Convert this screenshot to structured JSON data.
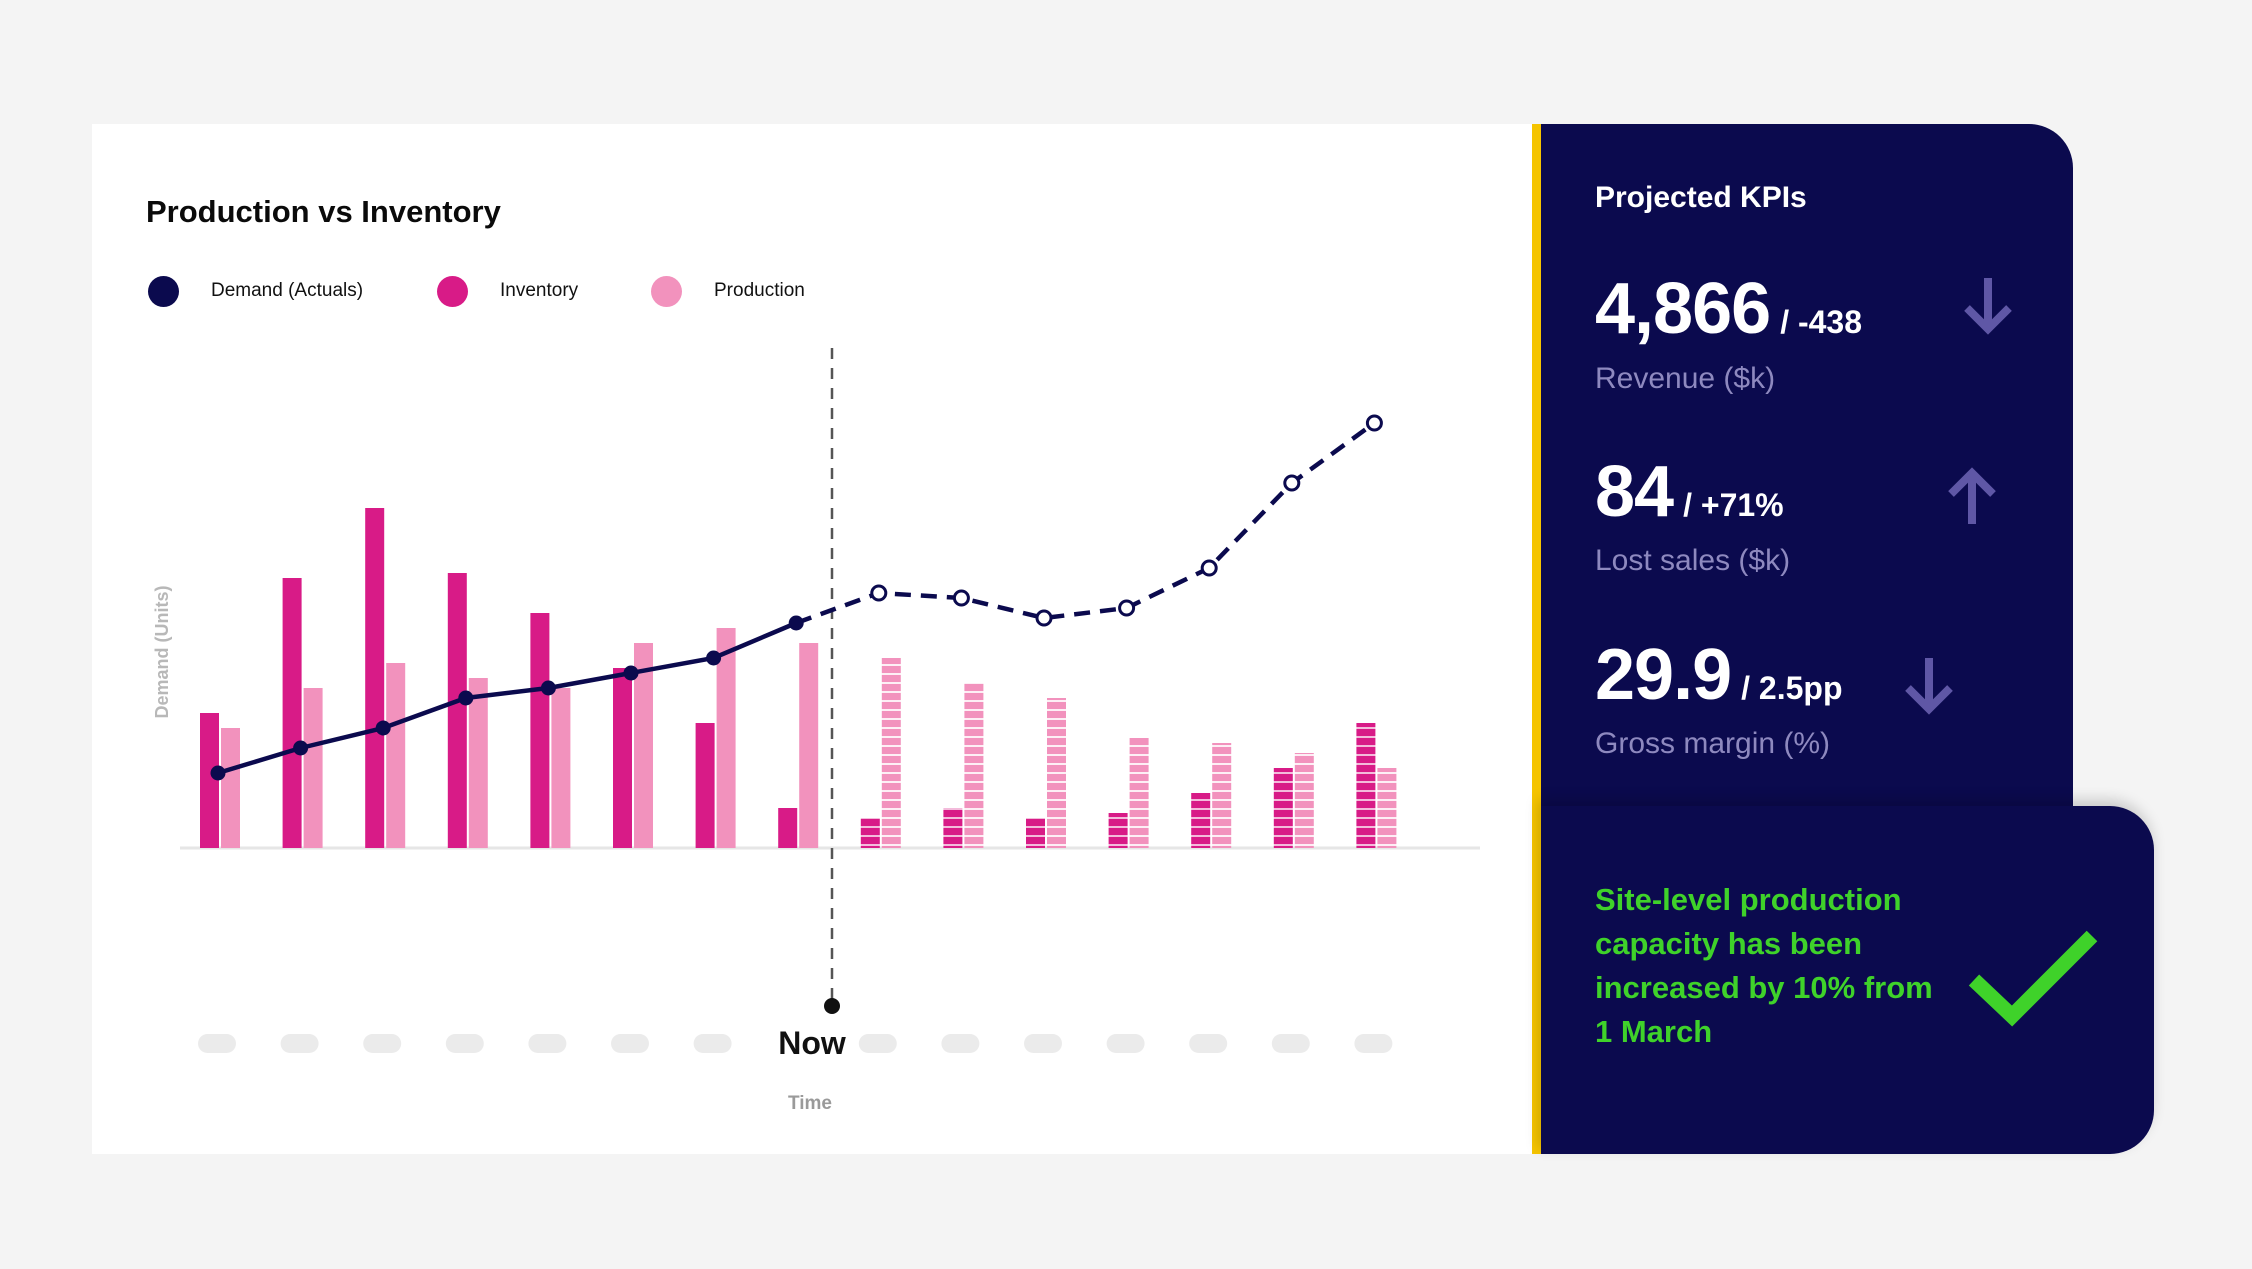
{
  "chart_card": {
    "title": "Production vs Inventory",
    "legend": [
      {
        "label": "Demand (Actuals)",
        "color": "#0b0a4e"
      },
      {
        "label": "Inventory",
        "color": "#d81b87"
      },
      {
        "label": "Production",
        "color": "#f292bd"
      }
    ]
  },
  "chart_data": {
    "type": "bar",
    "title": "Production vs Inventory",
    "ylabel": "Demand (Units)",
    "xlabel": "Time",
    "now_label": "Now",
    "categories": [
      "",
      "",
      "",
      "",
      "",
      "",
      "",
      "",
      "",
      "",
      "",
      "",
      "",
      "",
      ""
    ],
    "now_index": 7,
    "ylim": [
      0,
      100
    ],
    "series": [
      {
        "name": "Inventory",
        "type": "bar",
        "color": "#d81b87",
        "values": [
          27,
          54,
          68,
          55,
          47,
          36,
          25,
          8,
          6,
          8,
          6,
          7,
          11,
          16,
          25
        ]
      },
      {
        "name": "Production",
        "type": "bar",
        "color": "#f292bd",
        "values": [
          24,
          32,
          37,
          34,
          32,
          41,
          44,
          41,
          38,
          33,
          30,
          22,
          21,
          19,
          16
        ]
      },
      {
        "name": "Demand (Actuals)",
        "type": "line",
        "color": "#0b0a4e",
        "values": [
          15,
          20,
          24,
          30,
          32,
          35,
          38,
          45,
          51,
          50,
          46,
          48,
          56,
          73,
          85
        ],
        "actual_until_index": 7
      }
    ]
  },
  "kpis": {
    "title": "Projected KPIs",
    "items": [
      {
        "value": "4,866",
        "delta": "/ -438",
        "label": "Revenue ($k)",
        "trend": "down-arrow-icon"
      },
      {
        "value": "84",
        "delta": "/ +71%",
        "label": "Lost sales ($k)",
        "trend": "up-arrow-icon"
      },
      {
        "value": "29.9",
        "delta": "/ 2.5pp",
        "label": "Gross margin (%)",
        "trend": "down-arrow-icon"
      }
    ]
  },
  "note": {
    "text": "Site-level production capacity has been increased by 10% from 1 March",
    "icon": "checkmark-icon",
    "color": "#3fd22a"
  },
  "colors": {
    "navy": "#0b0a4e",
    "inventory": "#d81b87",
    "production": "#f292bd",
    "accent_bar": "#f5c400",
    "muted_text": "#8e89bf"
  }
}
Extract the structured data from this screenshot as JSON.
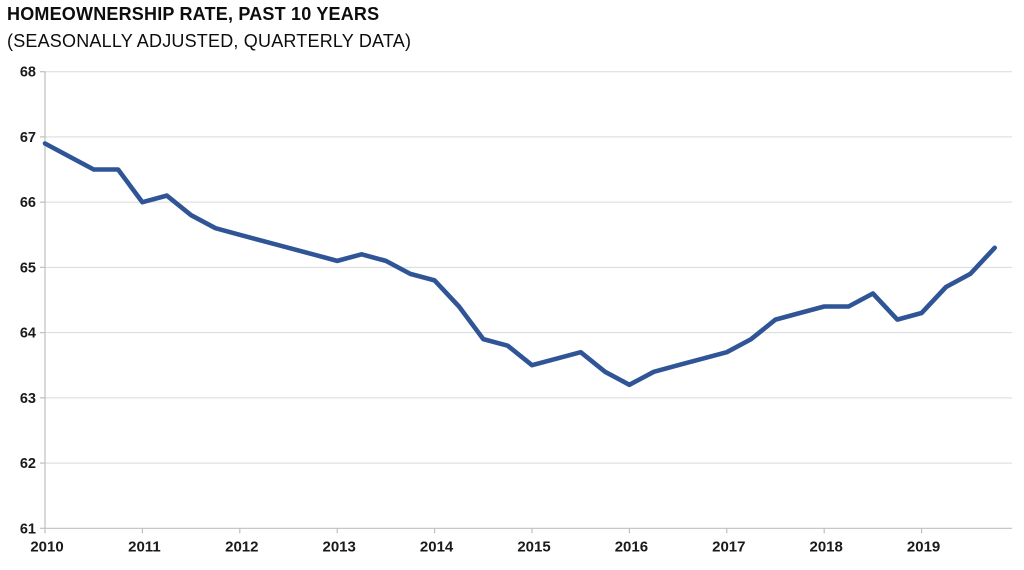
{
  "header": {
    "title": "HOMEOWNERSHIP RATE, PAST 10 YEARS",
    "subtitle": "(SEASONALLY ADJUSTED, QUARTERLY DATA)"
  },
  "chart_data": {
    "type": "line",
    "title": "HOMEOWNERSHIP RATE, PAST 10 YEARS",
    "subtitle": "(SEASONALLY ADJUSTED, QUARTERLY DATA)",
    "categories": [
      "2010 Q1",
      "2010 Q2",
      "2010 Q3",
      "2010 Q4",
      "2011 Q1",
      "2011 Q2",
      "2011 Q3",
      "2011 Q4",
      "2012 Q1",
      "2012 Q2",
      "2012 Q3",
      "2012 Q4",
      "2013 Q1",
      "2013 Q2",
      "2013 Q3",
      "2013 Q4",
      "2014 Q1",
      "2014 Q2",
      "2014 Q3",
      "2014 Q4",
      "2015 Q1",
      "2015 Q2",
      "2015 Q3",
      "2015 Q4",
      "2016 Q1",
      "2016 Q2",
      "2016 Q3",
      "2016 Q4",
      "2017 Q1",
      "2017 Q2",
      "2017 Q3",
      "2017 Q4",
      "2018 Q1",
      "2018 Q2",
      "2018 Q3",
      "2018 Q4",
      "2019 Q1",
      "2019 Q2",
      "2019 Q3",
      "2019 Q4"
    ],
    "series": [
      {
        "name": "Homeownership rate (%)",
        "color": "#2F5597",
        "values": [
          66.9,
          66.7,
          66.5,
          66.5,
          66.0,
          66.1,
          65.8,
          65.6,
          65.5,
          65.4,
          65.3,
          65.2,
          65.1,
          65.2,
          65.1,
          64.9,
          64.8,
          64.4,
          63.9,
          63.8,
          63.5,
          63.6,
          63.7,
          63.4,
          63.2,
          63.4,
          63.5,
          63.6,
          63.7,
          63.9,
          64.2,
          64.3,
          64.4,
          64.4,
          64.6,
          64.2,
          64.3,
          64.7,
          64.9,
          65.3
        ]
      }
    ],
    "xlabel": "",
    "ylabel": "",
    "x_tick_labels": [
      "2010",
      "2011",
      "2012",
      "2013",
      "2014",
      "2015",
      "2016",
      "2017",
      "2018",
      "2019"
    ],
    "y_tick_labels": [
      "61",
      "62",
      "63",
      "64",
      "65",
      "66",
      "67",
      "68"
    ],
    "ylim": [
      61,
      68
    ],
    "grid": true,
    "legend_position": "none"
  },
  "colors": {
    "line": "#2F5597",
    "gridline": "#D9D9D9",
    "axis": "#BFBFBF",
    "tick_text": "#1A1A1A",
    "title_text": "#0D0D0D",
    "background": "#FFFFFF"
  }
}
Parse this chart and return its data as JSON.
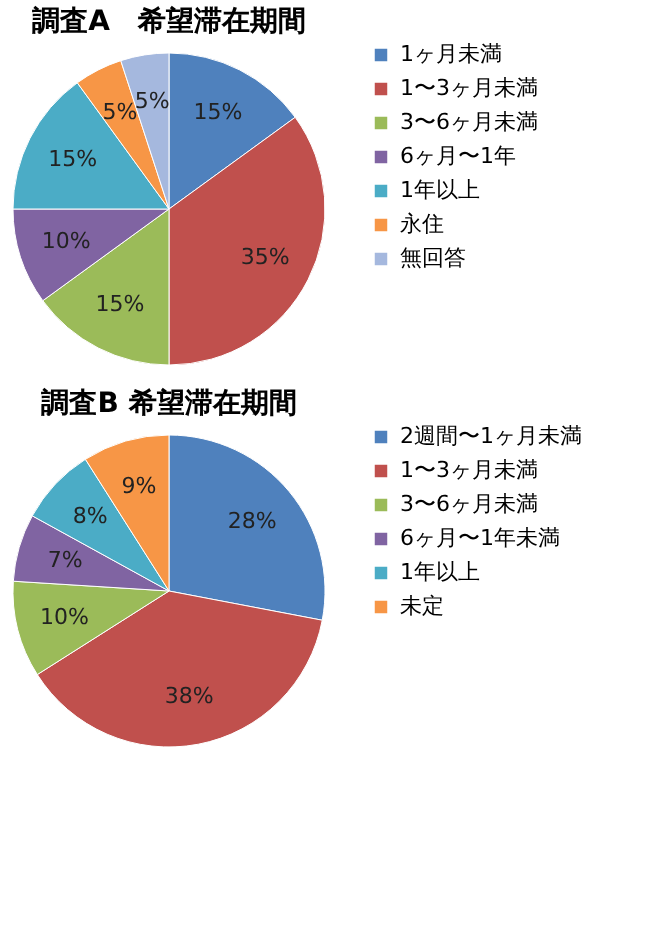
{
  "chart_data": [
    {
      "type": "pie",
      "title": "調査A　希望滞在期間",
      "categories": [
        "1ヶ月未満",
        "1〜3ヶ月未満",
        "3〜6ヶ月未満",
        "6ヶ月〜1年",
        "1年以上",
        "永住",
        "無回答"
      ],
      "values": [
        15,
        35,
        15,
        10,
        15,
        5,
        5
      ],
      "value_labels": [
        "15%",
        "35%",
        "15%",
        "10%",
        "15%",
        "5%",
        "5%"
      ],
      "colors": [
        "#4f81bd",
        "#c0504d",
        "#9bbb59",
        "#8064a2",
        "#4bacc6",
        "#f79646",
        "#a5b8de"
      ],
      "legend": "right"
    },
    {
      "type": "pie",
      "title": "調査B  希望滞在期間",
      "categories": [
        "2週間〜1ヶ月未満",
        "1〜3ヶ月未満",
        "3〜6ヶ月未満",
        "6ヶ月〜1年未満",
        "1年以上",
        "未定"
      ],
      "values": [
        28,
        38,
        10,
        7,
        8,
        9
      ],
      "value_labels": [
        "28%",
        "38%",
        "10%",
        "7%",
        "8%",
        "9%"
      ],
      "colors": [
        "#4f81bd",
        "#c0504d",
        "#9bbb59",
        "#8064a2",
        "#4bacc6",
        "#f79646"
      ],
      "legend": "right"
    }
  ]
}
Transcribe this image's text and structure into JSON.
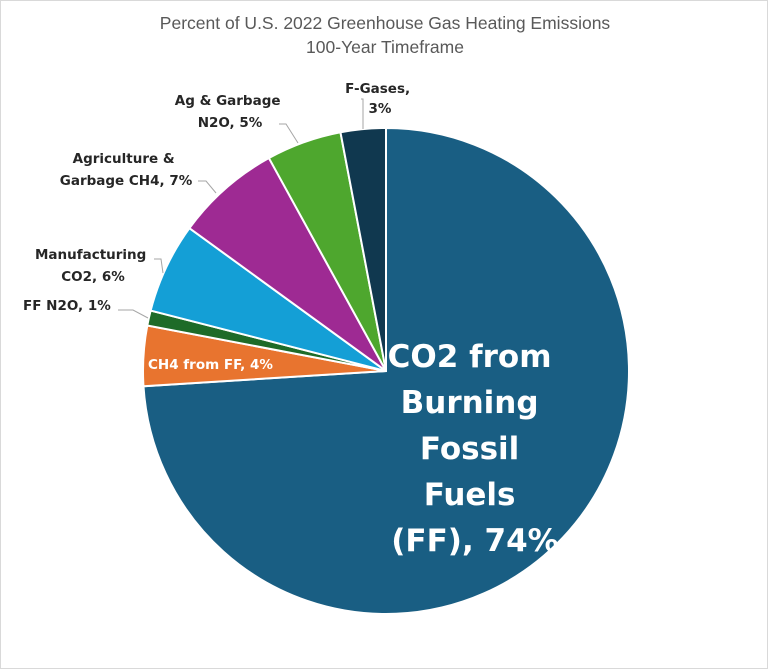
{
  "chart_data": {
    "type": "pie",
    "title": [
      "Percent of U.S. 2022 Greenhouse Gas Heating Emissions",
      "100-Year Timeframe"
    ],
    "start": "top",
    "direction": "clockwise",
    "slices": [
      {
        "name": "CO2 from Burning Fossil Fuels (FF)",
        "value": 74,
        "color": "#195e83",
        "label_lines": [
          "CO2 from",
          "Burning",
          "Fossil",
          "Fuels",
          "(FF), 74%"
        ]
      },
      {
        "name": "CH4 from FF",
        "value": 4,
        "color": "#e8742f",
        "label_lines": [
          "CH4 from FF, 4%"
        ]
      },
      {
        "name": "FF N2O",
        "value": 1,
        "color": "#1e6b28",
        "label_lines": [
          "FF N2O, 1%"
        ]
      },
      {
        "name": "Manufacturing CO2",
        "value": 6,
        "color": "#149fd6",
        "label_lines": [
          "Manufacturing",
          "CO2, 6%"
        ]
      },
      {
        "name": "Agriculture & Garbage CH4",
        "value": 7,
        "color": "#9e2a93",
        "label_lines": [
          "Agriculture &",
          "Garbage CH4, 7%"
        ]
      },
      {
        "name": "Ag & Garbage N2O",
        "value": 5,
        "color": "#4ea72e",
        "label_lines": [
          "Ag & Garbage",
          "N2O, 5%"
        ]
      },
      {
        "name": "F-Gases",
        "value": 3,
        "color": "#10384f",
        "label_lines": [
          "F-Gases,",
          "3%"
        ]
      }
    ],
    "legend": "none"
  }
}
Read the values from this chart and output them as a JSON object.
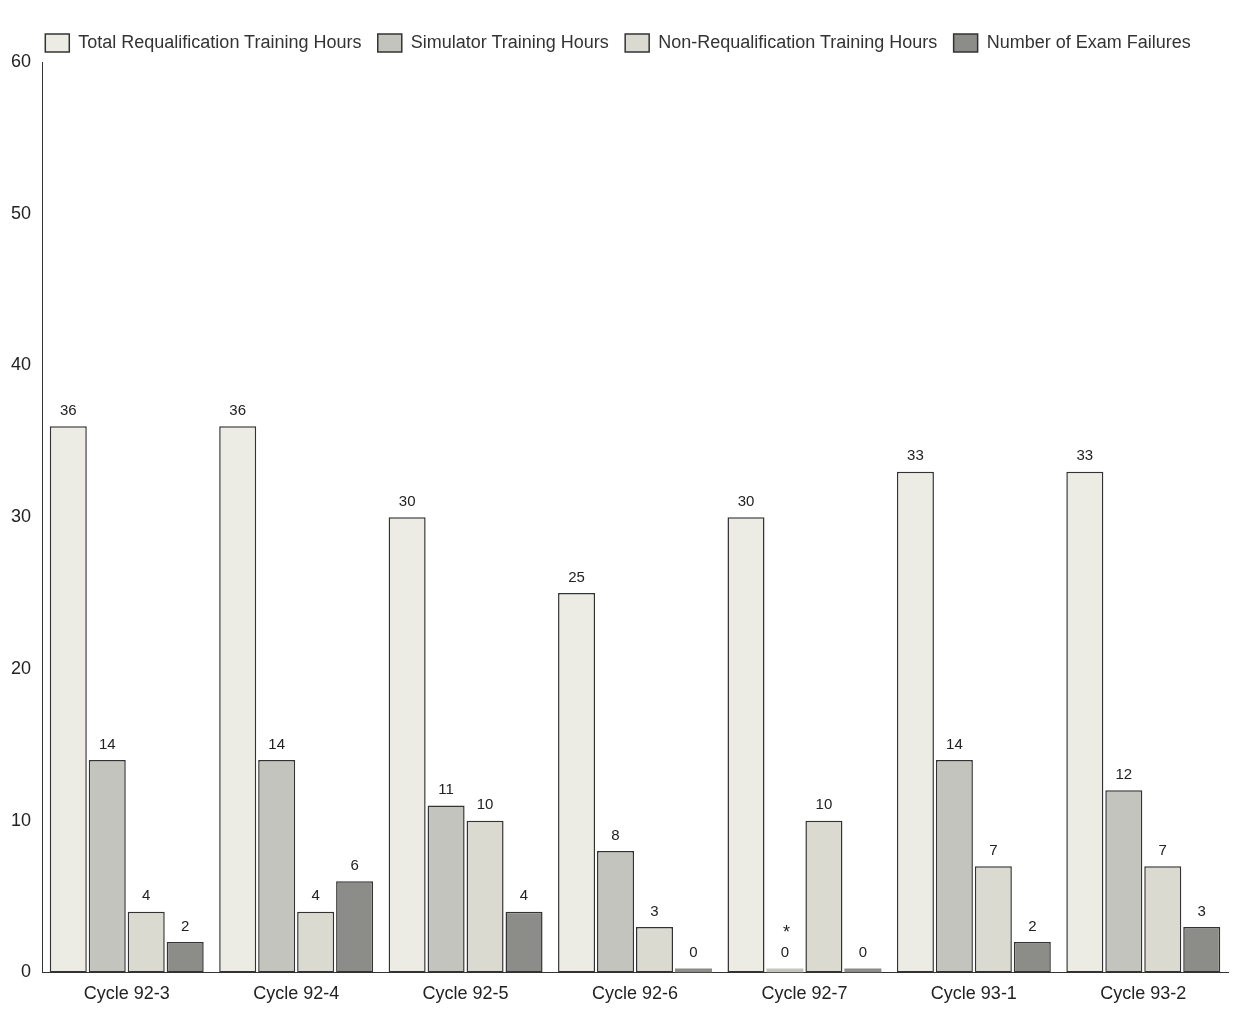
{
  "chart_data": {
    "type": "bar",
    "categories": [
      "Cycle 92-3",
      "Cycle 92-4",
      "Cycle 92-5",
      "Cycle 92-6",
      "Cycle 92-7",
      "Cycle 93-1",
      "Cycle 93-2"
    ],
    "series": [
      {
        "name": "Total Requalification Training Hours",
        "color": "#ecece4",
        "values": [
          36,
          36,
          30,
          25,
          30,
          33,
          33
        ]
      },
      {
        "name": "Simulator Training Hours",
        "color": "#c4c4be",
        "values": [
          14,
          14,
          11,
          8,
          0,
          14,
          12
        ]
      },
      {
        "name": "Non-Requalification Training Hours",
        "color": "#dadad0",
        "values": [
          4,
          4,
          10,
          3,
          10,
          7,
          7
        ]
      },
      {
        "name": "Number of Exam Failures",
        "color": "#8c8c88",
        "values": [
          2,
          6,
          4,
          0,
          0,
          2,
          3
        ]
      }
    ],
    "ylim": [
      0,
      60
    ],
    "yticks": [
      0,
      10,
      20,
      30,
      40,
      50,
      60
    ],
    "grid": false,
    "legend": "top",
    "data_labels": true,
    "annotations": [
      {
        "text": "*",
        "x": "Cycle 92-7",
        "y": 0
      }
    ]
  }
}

***

→ Exercise directions
Read through the lines above and collect those that contain the string "Agriculture".

→ Task solution
        "name": "Agriculture & Garbage CH4",
          "Agriculture &",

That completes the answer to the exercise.